:: What you have to do ::
In the copy, include every entry exactly but none of the images.
__________________________________________________
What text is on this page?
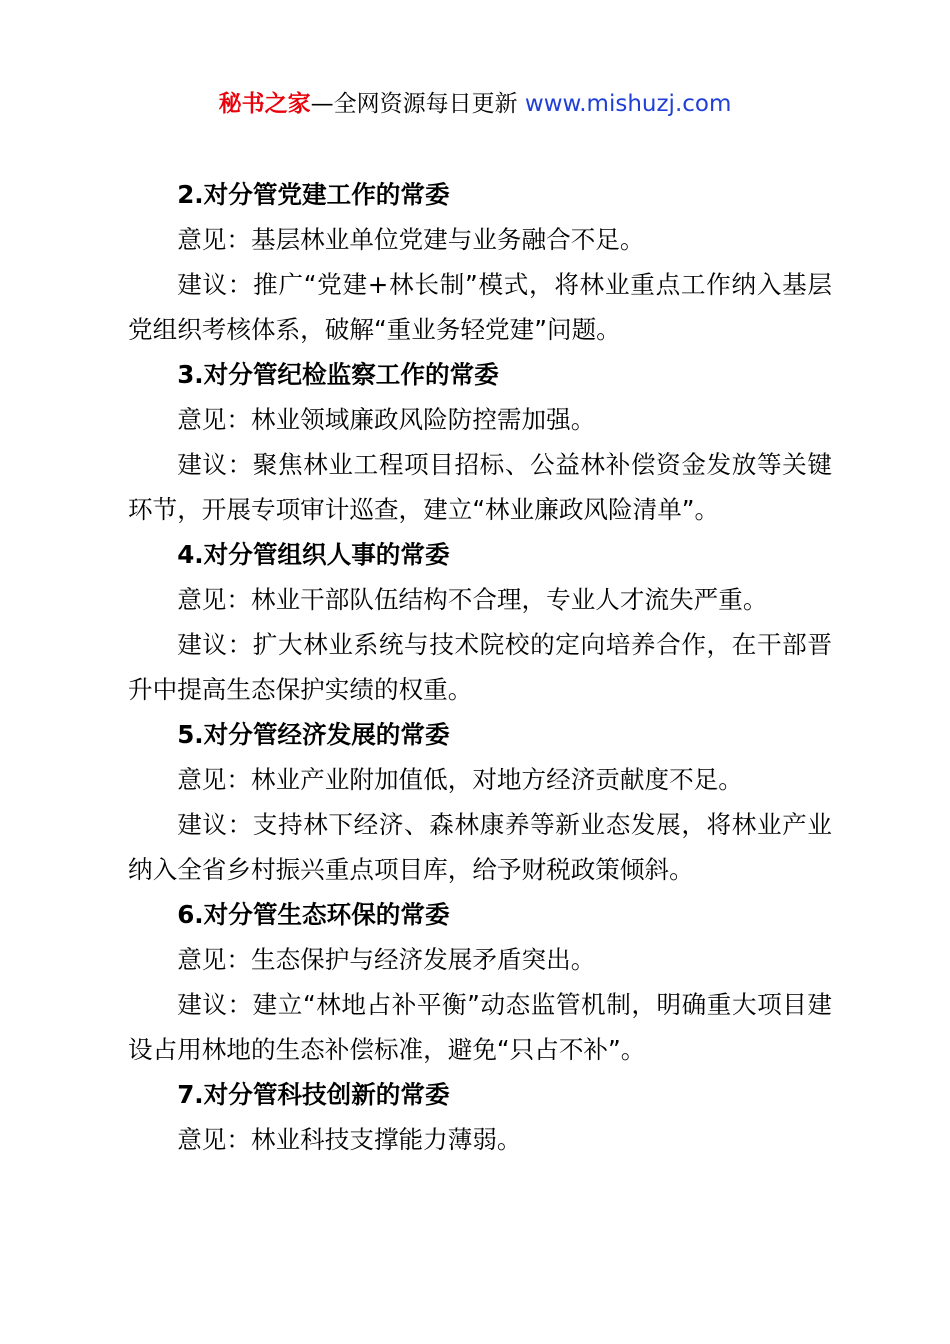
秘书之家—全网资源每日更新 www.mishuzj.com

2.对分管党建工作的常委

意见：基层林业单位党建与业务融合不足。

建议：推广“党建+林长制”模式，将林业重点工作纳入基层党组织考核体系，破解“重业务轻党建”问题。

3.对分管纪检监察工作的常委

意见：林业领域廉政风险防控需加强。

建议：聚焦林业工程项目招标、公益林补偿资金发放等关键环节，开展专项审计巡查，建立“林业廉政风险清单”。

4.对分管组织人事的常委

意见：林业干部队伍结构不合理，专业人才流失严重。

建议：扩大林业系统与技术院校的定向培养合作，在干部晋升中提高生态保护实绩的权重。

5.对分管经济发展的常委

意见：林业产业附加值低，对地方经济贡献度不足。

建议：支持林下经济、森林康养等新业态发展，将林业产业纳入全省乡村振兴重点项目库，给予财税政策倾斜。

6.对分管生态环保的常委

意见：生态保护与经济发展矛盾突出。

建议：建立“林地占补平衡”动态监管机制，明确重大项目建设占用林地的生态补偿标准，避免“只占不补”。

7.对分管科技创新的常委

意见：林业科技支撑能力薄弱。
__________________________________________________
:: Output for this exercise ::
What text is on this page?
秘书之家—全网资源每日更新 www.mishuzj.com

2.对分管党建工作的常委

意见：基层林业单位党建与业务融合不足。

建议：推广“党建+林长制”模式，将林业重点工作纳入基层党组织考核体系，破解“重业务轻党建”问题。

3.对分管纪检监察工作的常委

意见：林业领域廉政风险防控需加强。

建议：聚焦林业工程项目招标、公益林补偿资金发放等关键环节，开展专项审计巡查，建立“林业廉政风险清单”。

4.对分管组织人事的常委

意见：林业干部队伍结构不合理，专业人才流失严重。

建议：扩大林业系统与技术院校的定向培养合作，在干部晋升中提高生态保护实绩的权重。

5.对分管经济发展的常委

意见：林业产业附加值低，对地方经济贡献度不足。

建议：支持林下经济、森林康养等新业态发展，将林业产业纳入全省乡村振兴重点项目库，给予财税政策倾斜。

6.对分管生态环保的常委

意见：生态保护与经济发展矛盾突出。

建议：建立“林地占补平衡”动态监管机制，明确重大项目建设占用林地的生态补偿标准，避免“只占不补”。

7.对分管科技创新的常委

意见：林业科技支撑能力薄弱。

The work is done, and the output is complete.